<<<<
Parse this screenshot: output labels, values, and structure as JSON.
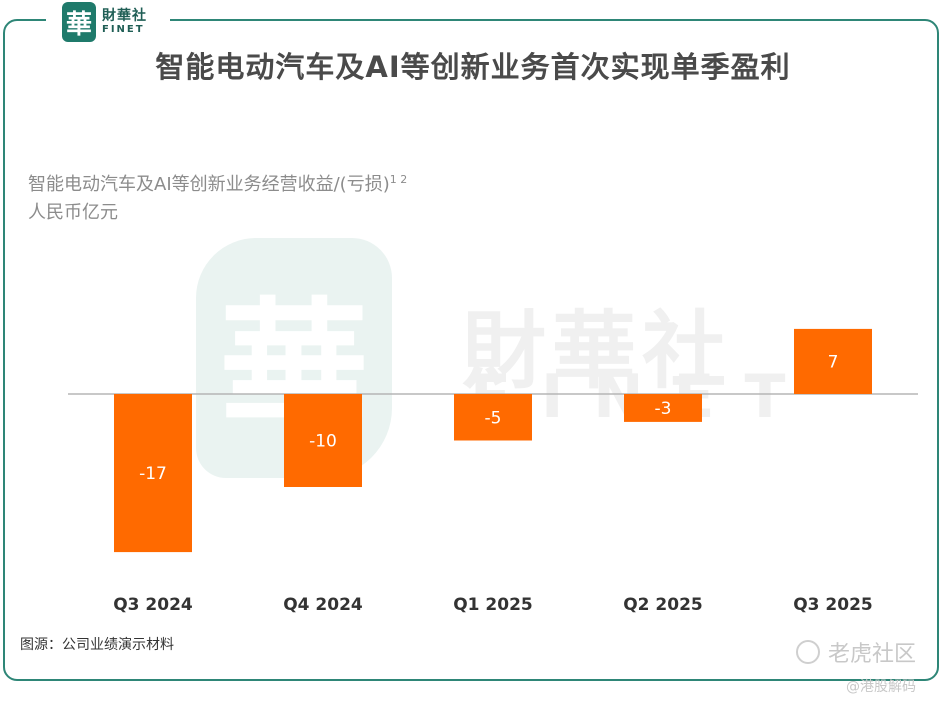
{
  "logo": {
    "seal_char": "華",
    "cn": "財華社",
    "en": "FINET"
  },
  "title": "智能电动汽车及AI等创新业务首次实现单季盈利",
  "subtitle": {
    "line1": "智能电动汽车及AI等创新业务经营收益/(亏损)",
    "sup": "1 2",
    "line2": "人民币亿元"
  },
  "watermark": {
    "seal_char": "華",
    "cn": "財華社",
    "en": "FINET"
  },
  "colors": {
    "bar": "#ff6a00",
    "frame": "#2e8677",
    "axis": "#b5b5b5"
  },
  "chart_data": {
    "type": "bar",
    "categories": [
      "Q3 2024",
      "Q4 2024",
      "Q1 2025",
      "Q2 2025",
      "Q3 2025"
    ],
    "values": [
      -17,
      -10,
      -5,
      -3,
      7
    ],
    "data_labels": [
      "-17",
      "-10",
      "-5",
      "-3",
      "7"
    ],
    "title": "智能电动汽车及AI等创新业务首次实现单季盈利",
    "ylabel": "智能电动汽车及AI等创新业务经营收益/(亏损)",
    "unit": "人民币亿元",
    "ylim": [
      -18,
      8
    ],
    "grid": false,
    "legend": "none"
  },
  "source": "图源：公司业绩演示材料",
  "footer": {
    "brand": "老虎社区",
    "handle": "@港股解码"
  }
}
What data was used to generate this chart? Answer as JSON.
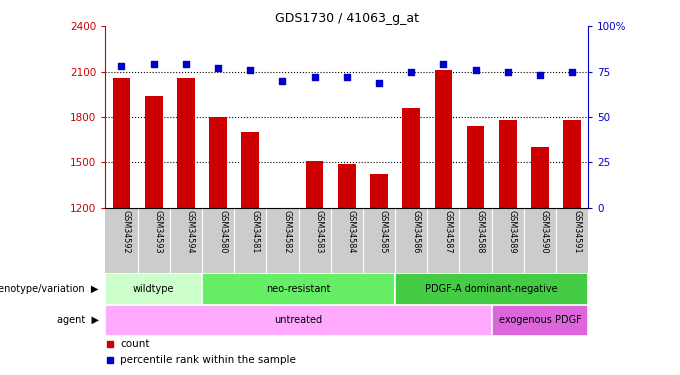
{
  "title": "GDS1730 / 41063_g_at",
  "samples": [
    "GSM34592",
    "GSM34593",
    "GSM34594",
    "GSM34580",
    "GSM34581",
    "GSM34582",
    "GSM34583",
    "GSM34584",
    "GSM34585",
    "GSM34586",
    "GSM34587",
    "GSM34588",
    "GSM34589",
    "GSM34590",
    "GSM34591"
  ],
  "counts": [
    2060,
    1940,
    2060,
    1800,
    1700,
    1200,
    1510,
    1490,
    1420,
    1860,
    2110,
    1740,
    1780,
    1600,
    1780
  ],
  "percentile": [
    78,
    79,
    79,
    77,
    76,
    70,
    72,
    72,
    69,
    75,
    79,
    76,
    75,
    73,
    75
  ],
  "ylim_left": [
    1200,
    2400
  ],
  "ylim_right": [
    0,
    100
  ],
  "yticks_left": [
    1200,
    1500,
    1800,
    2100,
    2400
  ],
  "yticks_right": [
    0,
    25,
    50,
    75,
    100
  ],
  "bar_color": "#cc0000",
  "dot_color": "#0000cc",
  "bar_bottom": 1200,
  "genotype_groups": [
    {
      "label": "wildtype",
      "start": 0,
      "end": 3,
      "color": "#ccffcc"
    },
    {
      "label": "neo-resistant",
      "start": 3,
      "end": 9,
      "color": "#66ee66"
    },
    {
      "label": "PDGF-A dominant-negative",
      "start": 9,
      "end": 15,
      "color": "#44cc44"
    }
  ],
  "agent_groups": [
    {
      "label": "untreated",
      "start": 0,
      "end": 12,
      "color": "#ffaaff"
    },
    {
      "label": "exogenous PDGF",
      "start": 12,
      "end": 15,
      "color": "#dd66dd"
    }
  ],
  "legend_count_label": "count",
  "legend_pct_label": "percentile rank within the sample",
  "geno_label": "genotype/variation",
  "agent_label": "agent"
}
>>>>
§ **What you need to do**: The listing above must be printed again exactly, minus its pictures.

§ **Expected output**:
Parse this screenshot: output labels, values, and structure as JSON.
{
  "logo": {
    "seal_char": "華",
    "cn": "財華社",
    "en": "FINET"
  },
  "title": "智能电动汽车及AI等创新业务首次实现单季盈利",
  "subtitle": {
    "line1": "智能电动汽车及AI等创新业务经营收益/(亏损)",
    "sup": "1 2",
    "line2": "人民币亿元"
  },
  "watermark": {
    "seal_char": "華",
    "cn": "財華社",
    "en": "FINET"
  },
  "colors": {
    "bar": "#ff6a00",
    "frame": "#2e8677",
    "axis": "#b5b5b5"
  },
  "chart_data": {
    "type": "bar",
    "categories": [
      "Q3 2024",
      "Q4 2024",
      "Q1 2025",
      "Q2 2025",
      "Q3 2025"
    ],
    "values": [
      -17,
      -10,
      -5,
      -3,
      7
    ],
    "data_labels": [
      "-17",
      "-10",
      "-5",
      "-3",
      "7"
    ],
    "title": "智能电动汽车及AI等创新业务首次实现单季盈利",
    "ylabel": "智能电动汽车及AI等创新业务经营收益/(亏损)",
    "unit": "人民币亿元",
    "ylim": [
      -18,
      8
    ],
    "grid": false,
    "legend": "none"
  },
  "source": "图源：公司业绩演示材料",
  "footer": {
    "brand": "老虎社区",
    "handle": "@港股解码"
  }
}
What data was used to generate this chart? Answer as JSON.
{
  "title": "GDS1730 / 41063_g_at",
  "samples": [
    "GSM34592",
    "GSM34593",
    "GSM34594",
    "GSM34580",
    "GSM34581",
    "GSM34582",
    "GSM34583",
    "GSM34584",
    "GSM34585",
    "GSM34586",
    "GSM34587",
    "GSM34588",
    "GSM34589",
    "GSM34590",
    "GSM34591"
  ],
  "counts": [
    2060,
    1940,
    2060,
    1800,
    1700,
    1200,
    1510,
    1490,
    1420,
    1860,
    2110,
    1740,
    1780,
    1600,
    1780
  ],
  "percentile": [
    78,
    79,
    79,
    77,
    76,
    70,
    72,
    72,
    69,
    75,
    79,
    76,
    75,
    73,
    75
  ],
  "ylim_left": [
    1200,
    2400
  ],
  "ylim_right": [
    0,
    100
  ],
  "yticks_left": [
    1200,
    1500,
    1800,
    2100,
    2400
  ],
  "yticks_right": [
    0,
    25,
    50,
    75,
    100
  ],
  "bar_color": "#cc0000",
  "dot_color": "#0000cc",
  "bar_bottom": 1200,
  "genotype_groups": [
    {
      "label": "wildtype",
      "start": 0,
      "end": 3,
      "color": "#ccffcc"
    },
    {
      "label": "neo-resistant",
      "start": 3,
      "end": 9,
      "color": "#66ee66"
    },
    {
      "label": "PDGF-A dominant-negative",
      "start": 9,
      "end": 15,
      "color": "#44cc44"
    }
  ],
  "agent_groups": [
    {
      "label": "untreated",
      "start": 0,
      "end": 12,
      "color": "#ffaaff"
    },
    {
      "label": "exogenous PDGF",
      "start": 12,
      "end": 15,
      "color": "#dd66dd"
    }
  ],
  "legend_count_label": "count",
  "legend_pct_label": "percentile rank within the sample",
  "geno_label": "genotype/variation",
  "agent_label": "agent"
}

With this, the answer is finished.